--- Text shown ---
== == ==
Ripple CEO Touts Record Q1, Warns on CLARITY Act

Ripple CEO Brad Garlinghouse says Q1 2026 will be a record quarter after a $4B buying spree, but warns the CLARITY Act may not pass until May 2026.

Ripple CEO Touts Record Q1, Warns on CLARITY Act

What to Know

  • Ripple CEO Brad Garlinghouse told Fox Business on Friday that the company is heading for a record Q1 2026, driven by $4 billion in crypto investments made in 2025
  • Those acquisitions included Hidden Road for $1.25 billion and GTraeasury for $1 billion, representing two of the largest crypto M&A deals of the year
  • Garlinghouse pushed back his CLARITY Act timeline from end of April to end of May 2026, citing messy legislative negotiations and opposition from Coinbase over stablecoin yield rules

Ripple's record Q1 is real — but so is the nervousness underneath it. CEO Brad Garlinghouse went on Fox Business Friday morning with two messages: his company just had its best quarter ever, and U.S. crypto regulation might be moving slower than anyone hoped. That combination — genuine operational momentum paired with a creeping policy anxiety — tells you more about where Ripple actually stands than the headline numbers do.

The $4 Billion Bet That's Paying Off

Garlinghouse's case for optimism is grounded in deal volume. In 2025, Ripple deployed roughly $4 billion into the crypto space through a string of acquisitions, investments, and mergers that few companies in the industry could match. The headline deals: Hidden Road for $1.25 billion and GTraeasury for $1 billion, giving Ripple a foothold in institutional prime brokerage and treasury management respectively.

The result, according to Garlinghouse, is a company that has been "on a tear" — his words — heading into the first quarter of 2026. A record quarter, he said, without hedging. That's a meaningful claim for a company that spent years fighting the SEC while watching competitors grow. The acquisitions were essentially a bet that the regulatory clouds would eventually clear. Right now, that bet looks pretty good.

What Garlinghouse didn't detail — and what nobody pressed him on — is what 'record' actually means in this context. Revenue? Transactions? XRP on-ledger volume? The vagueness is strategic, of course. But for anyone trying to model what this means for XRP and the broader Ripple business, 'record quarter' without a number attached is only half a story.

We're going to have a record quarter. We've been on a tear.

— Brad Garlinghouse, CEO of Ripple

What Does the CLARITY Act Delay Actually Mean?
== == ==
Image element box records
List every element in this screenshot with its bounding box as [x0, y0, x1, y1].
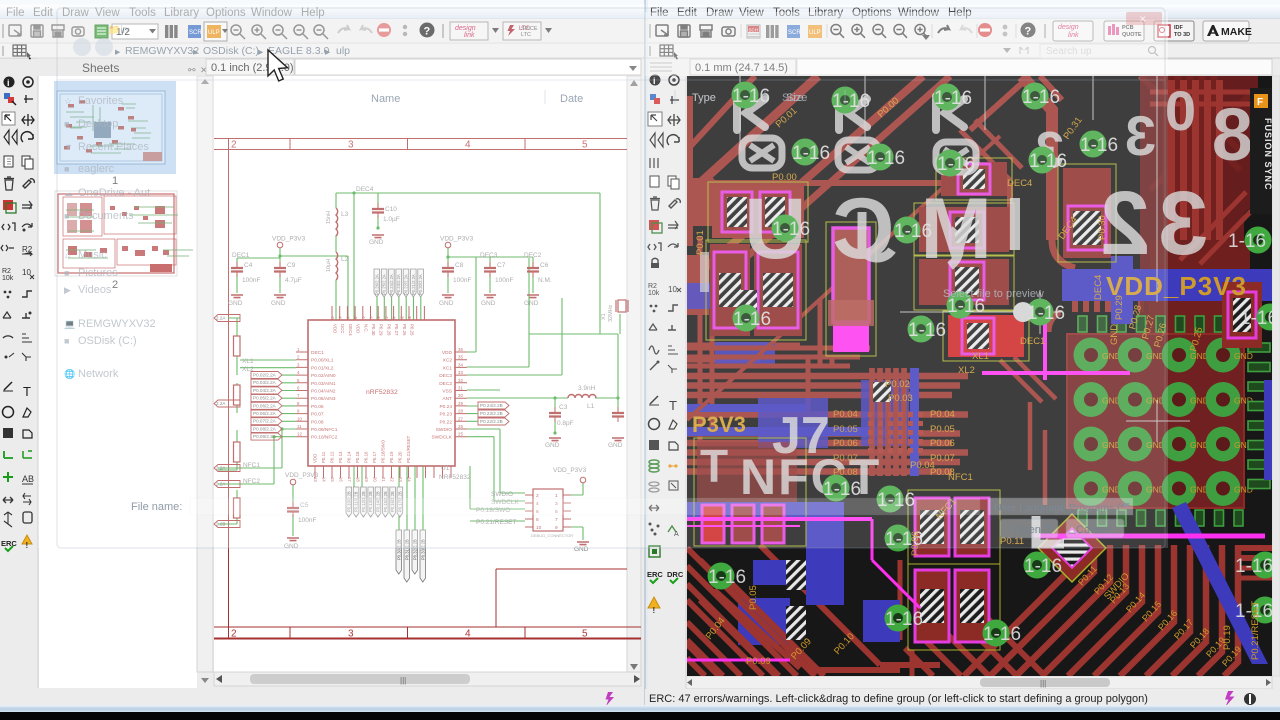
svg-text:Open: Open — [1014, 524, 1041, 536]
svg-text:♫: ♫ — [64, 250, 71, 260]
svg-text:Favorites: Favorites — [78, 95, 124, 107]
svg-text:P0.21/RESET: P0.21/RESET — [1250, 601, 1261, 660]
svg-text:1-16: 1-16 — [983, 624, 1021, 645]
svg-text:|||: ||| — [1040, 679, 1046, 688]
svg-text:DRC: DRC — [667, 570, 684, 579]
svg-text:▸: ▸ — [115, 46, 121, 58]
svg-text:📁in: 📁in — [108, 25, 128, 36]
svg-text:▸: ▸ — [325, 46, 331, 58]
svg-text:5: 5 — [582, 629, 588, 640]
svg-text:☆: ☆ — [64, 96, 72, 106]
svg-text:✕: ✕ — [1139, 14, 1147, 24]
svg-text:ulp: ulp — [336, 45, 350, 57]
svg-text:REMGWYXV32: REMGWYXV32 — [78, 318, 156, 330]
svg-text:💻: 💻 — [64, 319, 75, 329]
svg-text:8: 8 — [1212, 93, 1253, 176]
svg-text:AB: AB — [22, 474, 34, 484]
svg-text:OSDisk (C:): OSDisk (C:) — [203, 45, 259, 57]
svg-text:▸: ▸ — [193, 46, 199, 58]
svg-text:4: 4 — [465, 629, 471, 640]
svg-text:Documents: Documents — [78, 210, 134, 222]
svg-text:IDF: IDF — [1174, 25, 1184, 31]
svg-text:1-16: 1-16 — [885, 609, 923, 630]
svg-text:2: 2 — [231, 629, 237, 640]
svg-text:ERC: ERC — [647, 570, 663, 579]
svg-text:Date: Date — [560, 93, 583, 105]
svg-text:■: ■ — [64, 119, 69, 129]
svg-text:▶: ▶ — [64, 285, 71, 295]
svg-text:Network: Network — [78, 368, 119, 380]
svg-text:T: T — [23, 384, 31, 399]
svg-text:3: 3 — [348, 629, 354, 640]
svg-text:Size: Size — [786, 92, 807, 104]
svg-text:10k: 10k — [2, 275, 14, 282]
svg-text:|||: ||| — [400, 676, 406, 685]
svg-text:■: ■ — [64, 268, 69, 278]
svg-text:Videos: Videos — [78, 284, 112, 296]
svg-text:ERC: 47 errors/warnings. Left-: ERC: 47 errors/warnings. Left-click&drag… — [649, 693, 1148, 705]
svg-text:0: 0 — [1165, 79, 1196, 142]
svg-text:■: ■ — [64, 211, 69, 221]
svg-text:▸: ▸ — [258, 46, 264, 58]
svg-text:EAGLE 8.3.0: EAGLE 8.3.0 — [268, 45, 329, 57]
svg-text:■: ■ — [64, 336, 69, 346]
svg-text:OSDisk (C:): OSDisk (C:) — [78, 335, 137, 347]
svg-text:Select file to preview: Select file to preview — [943, 288, 1044, 300]
svg-text:P0.09: P0.09 — [746, 656, 771, 667]
svg-text:User Language Programs (*: User Language Programs (* — [994, 502, 1125, 514]
svg-text:R2: R2 — [2, 268, 11, 275]
svg-text:Pictures: Pictures — [78, 267, 118, 279]
svg-text:1-16: 1-16 — [1228, 231, 1266, 252]
svg-text:▼: ▼ — [64, 142, 73, 152]
svg-text:Type: Type — [692, 92, 716, 104]
svg-text:ERC: ERC — [1, 539, 17, 548]
svg-text:P0.19: P0.19 — [1222, 625, 1233, 650]
svg-text:🌐: 🌐 — [64, 368, 75, 379]
svg-text:!: ! — [653, 606, 656, 615]
svg-text:☁: ☁ — [64, 188, 73, 198]
svg-text:TO 3D: TO 3D — [1174, 32, 1190, 38]
svg-text:Cancel: Cancel — [1076, 524, 1110, 536]
svg-text:REMGWYXV32: REMGWYXV32 — [125, 45, 199, 57]
svg-text:Music: Music — [78, 249, 107, 261]
svg-text:OneDrive - Aut: OneDrive - Aut — [78, 187, 150, 199]
svg-text:■: ■ — [64, 164, 69, 174]
svg-text:MAKE: MAKE — [1221, 26, 1252, 38]
svg-text:Recent Places: Recent Places — [78, 141, 149, 153]
svg-text:Desktop: Desktop — [78, 118, 118, 130]
svg-text:Name: Name — [371, 93, 400, 105]
svg-text:File name:: File name: — [131, 501, 182, 513]
svg-text:eaglerc: eaglerc — [78, 163, 115, 175]
svg-text:i: i — [7, 78, 10, 88]
svg-text:P0.05: P0.05 — [748, 585, 759, 610]
svg-text:FUSION SYNC: FUSION SYNC — [1263, 118, 1273, 191]
svg-text:1-16: 1-16 — [1024, 556, 1062, 577]
svg-text:F: F — [1257, 97, 1263, 108]
svg-text:1-16: 1-16 — [708, 567, 746, 588]
svg-text:1-16: 1-16 — [1235, 556, 1273, 577]
svg-text:!: ! — [26, 541, 29, 550]
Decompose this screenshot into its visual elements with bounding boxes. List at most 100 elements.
== == ==
--- Required work ---
According to the Ripple article, to when did Garlinghouse push back his timeline for the CLARITY Act?

--- Task response ---
To the end of May 2026.